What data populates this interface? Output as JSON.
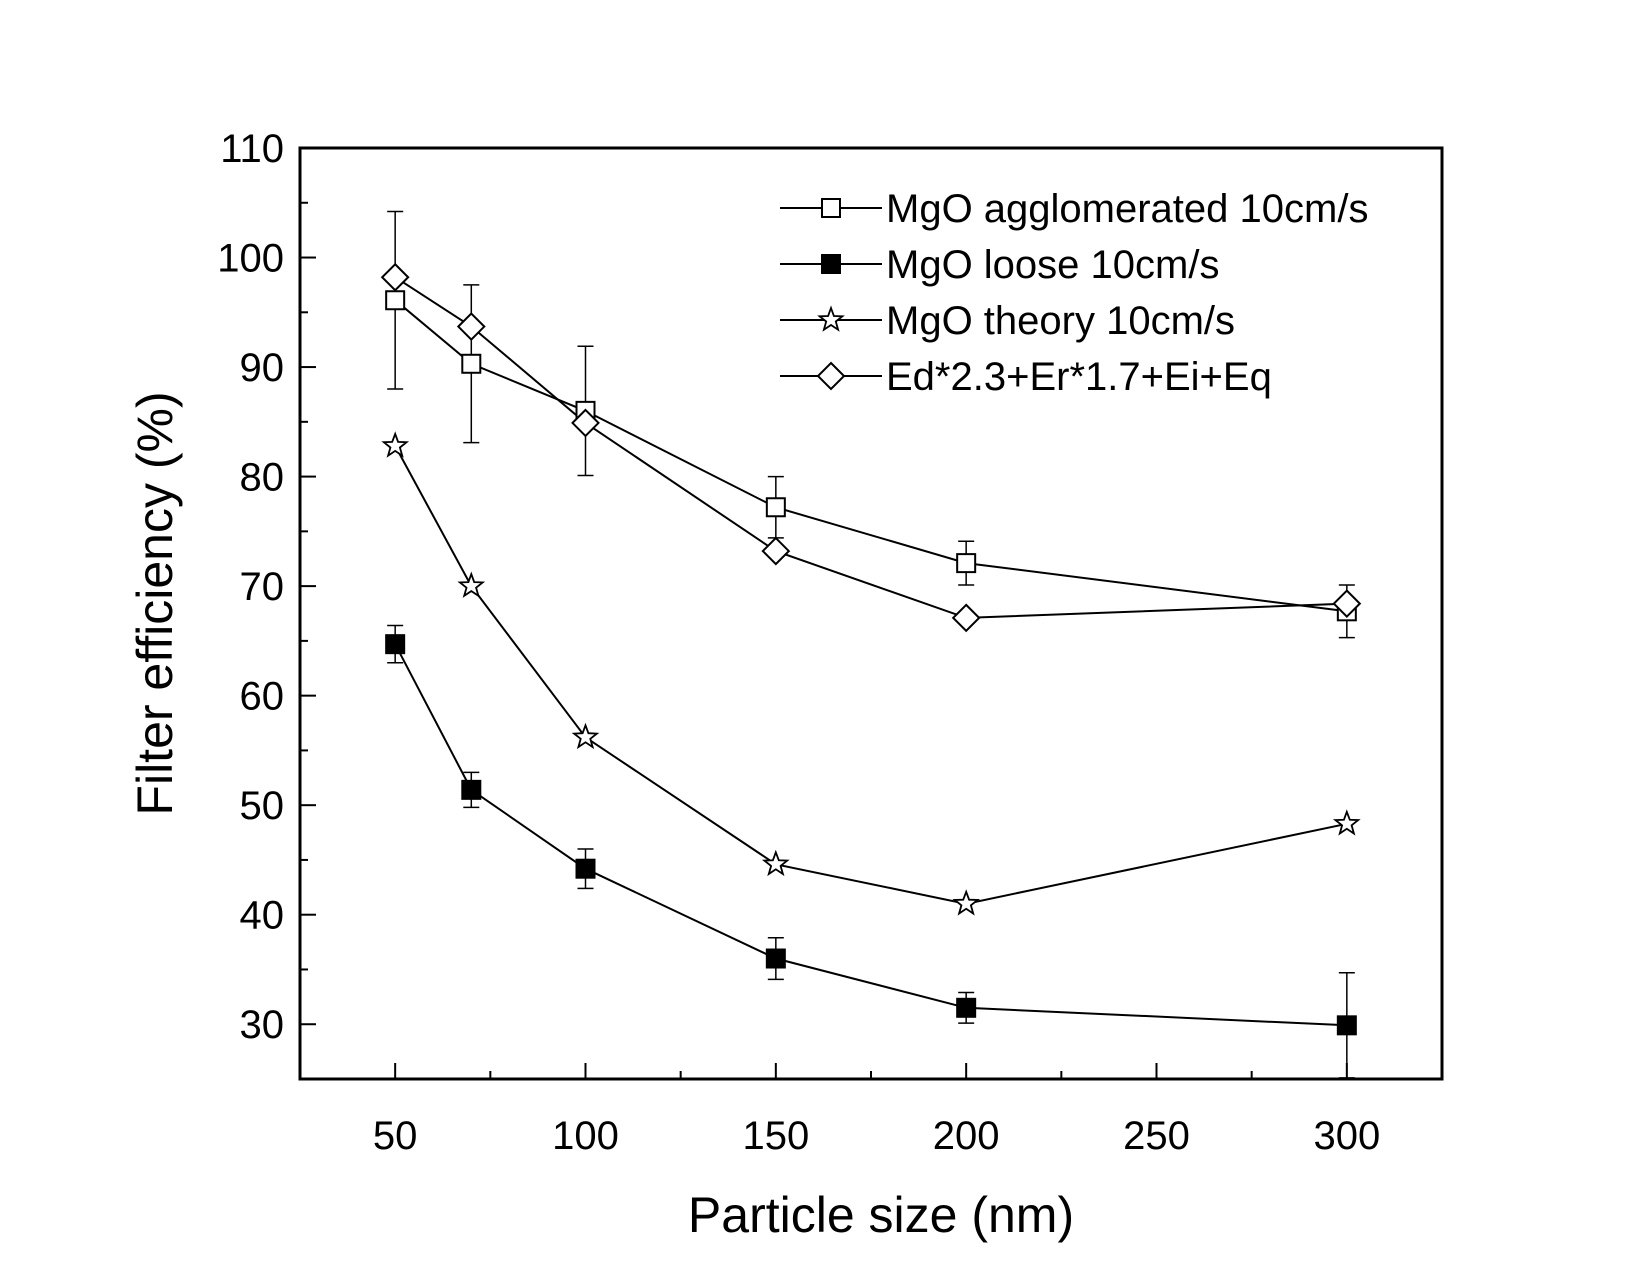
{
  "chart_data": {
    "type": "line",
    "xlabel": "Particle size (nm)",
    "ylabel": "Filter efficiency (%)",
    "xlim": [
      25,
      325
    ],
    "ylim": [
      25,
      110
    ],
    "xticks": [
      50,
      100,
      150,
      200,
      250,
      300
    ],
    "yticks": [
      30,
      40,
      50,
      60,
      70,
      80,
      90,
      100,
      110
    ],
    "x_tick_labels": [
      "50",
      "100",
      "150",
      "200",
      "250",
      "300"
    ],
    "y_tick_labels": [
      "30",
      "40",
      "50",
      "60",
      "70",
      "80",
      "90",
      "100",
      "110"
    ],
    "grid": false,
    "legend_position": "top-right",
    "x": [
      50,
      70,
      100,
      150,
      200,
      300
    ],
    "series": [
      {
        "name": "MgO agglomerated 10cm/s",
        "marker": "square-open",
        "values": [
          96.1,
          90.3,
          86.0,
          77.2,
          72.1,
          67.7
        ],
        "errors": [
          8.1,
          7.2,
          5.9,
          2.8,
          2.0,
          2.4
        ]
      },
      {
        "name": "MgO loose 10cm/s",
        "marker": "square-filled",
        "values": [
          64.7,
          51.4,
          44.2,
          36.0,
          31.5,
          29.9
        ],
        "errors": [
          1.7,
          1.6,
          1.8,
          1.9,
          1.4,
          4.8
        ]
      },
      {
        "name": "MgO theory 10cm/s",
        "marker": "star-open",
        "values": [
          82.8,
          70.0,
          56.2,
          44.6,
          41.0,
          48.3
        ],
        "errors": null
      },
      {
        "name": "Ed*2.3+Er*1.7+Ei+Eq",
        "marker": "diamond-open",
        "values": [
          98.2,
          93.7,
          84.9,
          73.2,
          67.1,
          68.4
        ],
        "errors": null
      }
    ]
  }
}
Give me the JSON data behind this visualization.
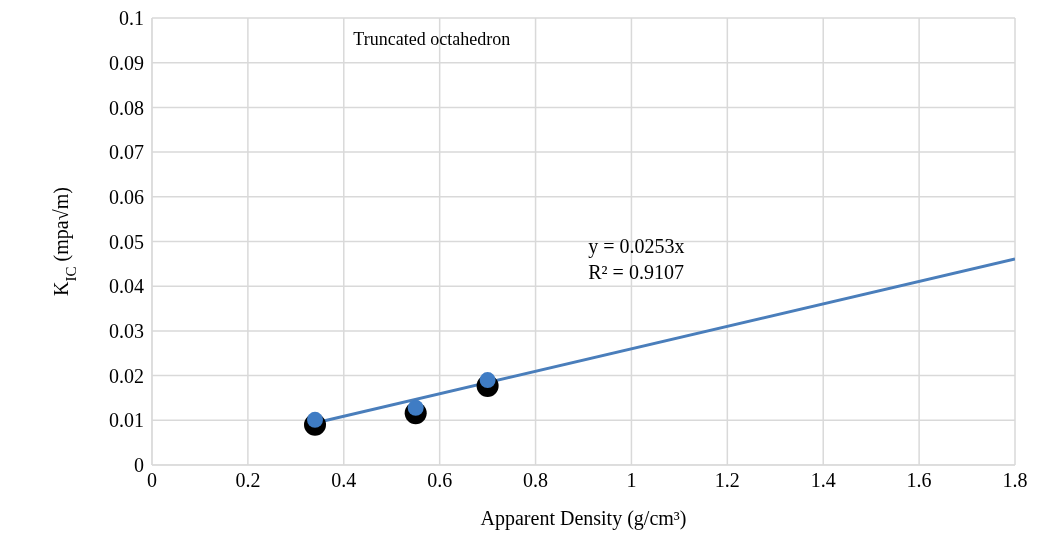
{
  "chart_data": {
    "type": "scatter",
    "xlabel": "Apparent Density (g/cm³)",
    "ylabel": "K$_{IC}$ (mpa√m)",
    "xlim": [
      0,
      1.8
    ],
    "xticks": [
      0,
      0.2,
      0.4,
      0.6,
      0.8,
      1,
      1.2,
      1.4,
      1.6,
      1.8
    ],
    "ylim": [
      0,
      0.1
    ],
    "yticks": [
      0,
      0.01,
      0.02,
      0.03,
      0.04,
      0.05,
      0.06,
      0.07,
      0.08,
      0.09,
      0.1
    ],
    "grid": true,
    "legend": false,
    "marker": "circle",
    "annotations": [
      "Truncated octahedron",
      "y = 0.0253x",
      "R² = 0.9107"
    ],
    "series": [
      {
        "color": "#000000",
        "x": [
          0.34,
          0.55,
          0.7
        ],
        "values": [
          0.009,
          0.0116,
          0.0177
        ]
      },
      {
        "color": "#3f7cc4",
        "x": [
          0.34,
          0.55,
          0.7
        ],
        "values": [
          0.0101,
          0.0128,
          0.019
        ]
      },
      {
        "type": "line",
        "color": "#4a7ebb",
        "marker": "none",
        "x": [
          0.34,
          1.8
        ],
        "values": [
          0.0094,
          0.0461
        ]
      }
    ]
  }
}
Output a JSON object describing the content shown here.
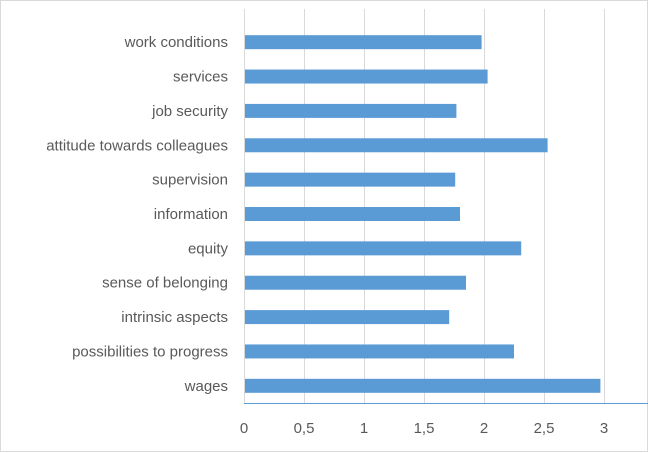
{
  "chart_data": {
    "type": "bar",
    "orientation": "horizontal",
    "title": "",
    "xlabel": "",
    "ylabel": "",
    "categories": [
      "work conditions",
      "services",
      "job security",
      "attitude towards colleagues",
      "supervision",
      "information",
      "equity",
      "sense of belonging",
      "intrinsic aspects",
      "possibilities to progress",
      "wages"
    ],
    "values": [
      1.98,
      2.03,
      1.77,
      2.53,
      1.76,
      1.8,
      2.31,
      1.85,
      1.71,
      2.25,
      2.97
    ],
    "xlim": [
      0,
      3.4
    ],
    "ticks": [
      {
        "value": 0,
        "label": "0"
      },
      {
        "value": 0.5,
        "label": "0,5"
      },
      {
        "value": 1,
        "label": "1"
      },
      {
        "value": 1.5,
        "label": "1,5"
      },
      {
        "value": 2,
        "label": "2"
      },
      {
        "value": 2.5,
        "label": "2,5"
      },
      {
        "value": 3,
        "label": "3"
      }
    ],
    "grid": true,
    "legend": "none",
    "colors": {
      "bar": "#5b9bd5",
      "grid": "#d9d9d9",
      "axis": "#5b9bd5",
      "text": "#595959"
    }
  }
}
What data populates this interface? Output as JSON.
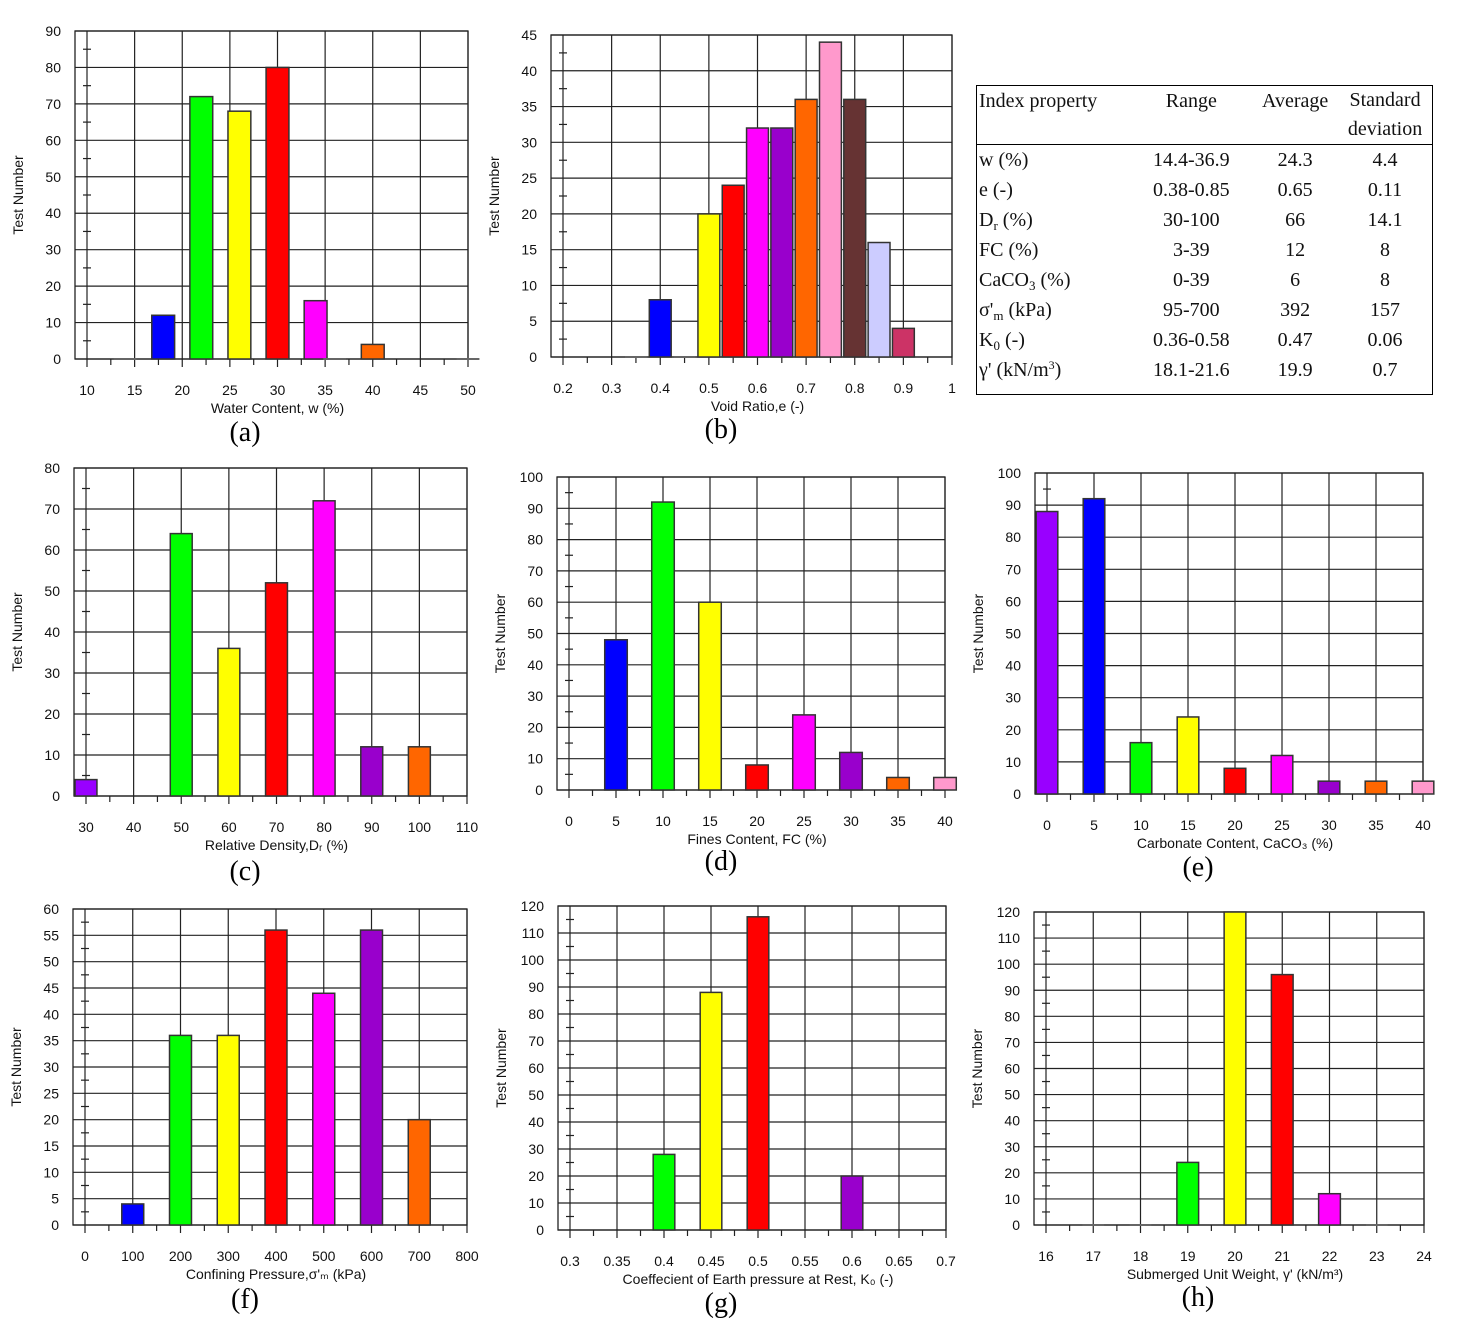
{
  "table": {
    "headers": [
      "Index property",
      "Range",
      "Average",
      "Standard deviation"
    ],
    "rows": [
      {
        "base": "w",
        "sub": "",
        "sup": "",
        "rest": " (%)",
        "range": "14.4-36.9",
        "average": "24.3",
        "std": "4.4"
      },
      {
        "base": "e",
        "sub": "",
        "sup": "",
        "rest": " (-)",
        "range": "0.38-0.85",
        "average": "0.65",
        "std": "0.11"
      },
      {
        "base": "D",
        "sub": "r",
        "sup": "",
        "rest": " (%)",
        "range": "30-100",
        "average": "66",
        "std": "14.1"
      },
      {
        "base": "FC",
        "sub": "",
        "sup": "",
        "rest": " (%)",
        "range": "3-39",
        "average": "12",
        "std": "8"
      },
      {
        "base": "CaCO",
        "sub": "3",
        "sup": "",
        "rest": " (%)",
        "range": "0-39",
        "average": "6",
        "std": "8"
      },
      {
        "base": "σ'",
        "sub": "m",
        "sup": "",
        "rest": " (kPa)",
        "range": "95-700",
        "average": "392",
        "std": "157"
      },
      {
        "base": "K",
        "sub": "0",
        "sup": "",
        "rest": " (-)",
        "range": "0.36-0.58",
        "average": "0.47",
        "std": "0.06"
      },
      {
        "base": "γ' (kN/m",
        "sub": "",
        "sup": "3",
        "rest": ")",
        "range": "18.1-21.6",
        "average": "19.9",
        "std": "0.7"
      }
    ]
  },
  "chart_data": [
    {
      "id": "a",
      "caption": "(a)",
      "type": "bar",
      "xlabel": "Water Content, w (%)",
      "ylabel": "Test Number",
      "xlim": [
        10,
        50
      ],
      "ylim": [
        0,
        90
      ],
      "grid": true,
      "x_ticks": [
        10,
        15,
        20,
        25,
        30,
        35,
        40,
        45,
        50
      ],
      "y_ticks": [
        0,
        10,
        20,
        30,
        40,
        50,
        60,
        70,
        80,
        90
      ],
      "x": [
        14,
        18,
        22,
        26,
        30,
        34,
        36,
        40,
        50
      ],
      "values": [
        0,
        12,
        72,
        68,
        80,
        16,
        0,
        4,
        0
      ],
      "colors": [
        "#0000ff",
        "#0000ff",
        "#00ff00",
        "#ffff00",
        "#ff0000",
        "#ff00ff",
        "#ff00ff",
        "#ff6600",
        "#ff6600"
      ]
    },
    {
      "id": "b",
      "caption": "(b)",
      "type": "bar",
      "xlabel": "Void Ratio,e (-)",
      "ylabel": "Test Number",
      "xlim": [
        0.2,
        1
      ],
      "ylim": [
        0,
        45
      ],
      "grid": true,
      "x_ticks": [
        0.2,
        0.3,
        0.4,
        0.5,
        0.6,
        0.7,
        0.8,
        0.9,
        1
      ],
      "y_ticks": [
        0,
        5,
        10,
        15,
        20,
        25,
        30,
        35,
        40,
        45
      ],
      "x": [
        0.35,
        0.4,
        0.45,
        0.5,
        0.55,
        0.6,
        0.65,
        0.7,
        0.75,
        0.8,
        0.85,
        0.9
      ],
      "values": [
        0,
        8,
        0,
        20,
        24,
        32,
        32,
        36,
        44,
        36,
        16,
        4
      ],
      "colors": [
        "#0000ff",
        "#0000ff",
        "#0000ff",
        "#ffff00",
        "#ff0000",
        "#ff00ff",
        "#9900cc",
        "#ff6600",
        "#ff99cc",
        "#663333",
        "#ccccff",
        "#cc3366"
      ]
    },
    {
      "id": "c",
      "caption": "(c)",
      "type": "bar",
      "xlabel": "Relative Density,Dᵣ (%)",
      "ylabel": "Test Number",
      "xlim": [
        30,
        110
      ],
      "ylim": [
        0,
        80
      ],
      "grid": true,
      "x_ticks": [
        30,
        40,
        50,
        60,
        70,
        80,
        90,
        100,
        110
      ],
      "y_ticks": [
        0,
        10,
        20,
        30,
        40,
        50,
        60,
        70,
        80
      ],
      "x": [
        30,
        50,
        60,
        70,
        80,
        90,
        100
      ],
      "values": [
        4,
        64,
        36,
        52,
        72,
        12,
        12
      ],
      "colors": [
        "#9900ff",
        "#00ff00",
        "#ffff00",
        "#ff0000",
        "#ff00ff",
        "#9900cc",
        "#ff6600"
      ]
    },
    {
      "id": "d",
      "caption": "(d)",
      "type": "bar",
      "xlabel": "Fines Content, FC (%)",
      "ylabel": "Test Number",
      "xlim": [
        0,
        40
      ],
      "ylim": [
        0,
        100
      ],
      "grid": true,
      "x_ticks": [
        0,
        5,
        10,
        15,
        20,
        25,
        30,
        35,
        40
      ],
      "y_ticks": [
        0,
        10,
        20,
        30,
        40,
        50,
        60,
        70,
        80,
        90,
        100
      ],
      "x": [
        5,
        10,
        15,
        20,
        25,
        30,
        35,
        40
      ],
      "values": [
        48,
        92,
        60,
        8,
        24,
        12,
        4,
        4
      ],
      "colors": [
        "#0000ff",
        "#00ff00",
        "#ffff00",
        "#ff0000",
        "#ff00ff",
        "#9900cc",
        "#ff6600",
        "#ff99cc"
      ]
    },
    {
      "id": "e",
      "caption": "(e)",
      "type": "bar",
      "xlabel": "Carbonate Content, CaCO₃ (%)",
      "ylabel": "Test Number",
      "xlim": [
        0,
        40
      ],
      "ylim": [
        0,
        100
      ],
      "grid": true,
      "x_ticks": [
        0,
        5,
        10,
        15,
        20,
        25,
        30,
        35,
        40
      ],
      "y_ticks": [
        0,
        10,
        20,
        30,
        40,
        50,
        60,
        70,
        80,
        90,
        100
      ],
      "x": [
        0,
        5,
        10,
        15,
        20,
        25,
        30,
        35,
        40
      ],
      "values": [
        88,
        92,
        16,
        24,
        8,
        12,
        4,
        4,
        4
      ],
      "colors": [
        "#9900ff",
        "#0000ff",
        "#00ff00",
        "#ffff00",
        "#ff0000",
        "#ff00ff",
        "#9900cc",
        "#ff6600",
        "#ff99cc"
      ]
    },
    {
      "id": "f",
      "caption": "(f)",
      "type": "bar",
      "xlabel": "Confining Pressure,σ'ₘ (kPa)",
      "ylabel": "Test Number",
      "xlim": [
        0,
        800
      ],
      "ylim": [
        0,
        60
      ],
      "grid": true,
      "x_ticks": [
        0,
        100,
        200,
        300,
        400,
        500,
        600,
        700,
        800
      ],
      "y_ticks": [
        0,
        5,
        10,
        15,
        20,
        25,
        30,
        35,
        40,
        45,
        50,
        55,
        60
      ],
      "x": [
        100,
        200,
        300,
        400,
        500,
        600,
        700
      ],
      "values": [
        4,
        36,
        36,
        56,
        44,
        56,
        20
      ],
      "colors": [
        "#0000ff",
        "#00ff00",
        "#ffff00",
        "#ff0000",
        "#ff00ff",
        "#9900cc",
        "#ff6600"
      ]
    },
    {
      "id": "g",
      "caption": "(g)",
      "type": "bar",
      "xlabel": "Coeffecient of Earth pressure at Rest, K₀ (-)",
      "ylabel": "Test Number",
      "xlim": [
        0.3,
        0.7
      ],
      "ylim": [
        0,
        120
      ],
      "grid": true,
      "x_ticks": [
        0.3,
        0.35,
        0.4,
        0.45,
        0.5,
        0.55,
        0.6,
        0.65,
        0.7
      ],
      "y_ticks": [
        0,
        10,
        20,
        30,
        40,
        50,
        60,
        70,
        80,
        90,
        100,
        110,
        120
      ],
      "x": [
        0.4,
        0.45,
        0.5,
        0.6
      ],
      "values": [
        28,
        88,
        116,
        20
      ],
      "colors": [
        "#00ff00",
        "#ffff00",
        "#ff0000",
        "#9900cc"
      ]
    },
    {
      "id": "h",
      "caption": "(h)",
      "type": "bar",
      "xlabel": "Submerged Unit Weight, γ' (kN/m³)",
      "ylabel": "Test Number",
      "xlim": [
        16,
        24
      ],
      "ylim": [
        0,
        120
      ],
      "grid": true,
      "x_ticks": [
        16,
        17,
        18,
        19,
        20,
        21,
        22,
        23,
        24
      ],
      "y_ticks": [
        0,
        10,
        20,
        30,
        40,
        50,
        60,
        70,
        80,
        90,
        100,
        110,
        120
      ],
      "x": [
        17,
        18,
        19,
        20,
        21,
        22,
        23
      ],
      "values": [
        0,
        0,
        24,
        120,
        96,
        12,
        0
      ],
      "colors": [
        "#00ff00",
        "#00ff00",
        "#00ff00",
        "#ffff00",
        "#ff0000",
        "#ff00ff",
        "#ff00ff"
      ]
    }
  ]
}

* **The request**: Scan the material above. Copy each line where "base" occurs.

* **Result of the exercise**:
        "base": "w",
        "base": "e",
        "base": "D",
        "base": "FC",
        "base": "CaCO",
        "base": "σ'",
        "base": "K",
        "base": "γ' (kN/m",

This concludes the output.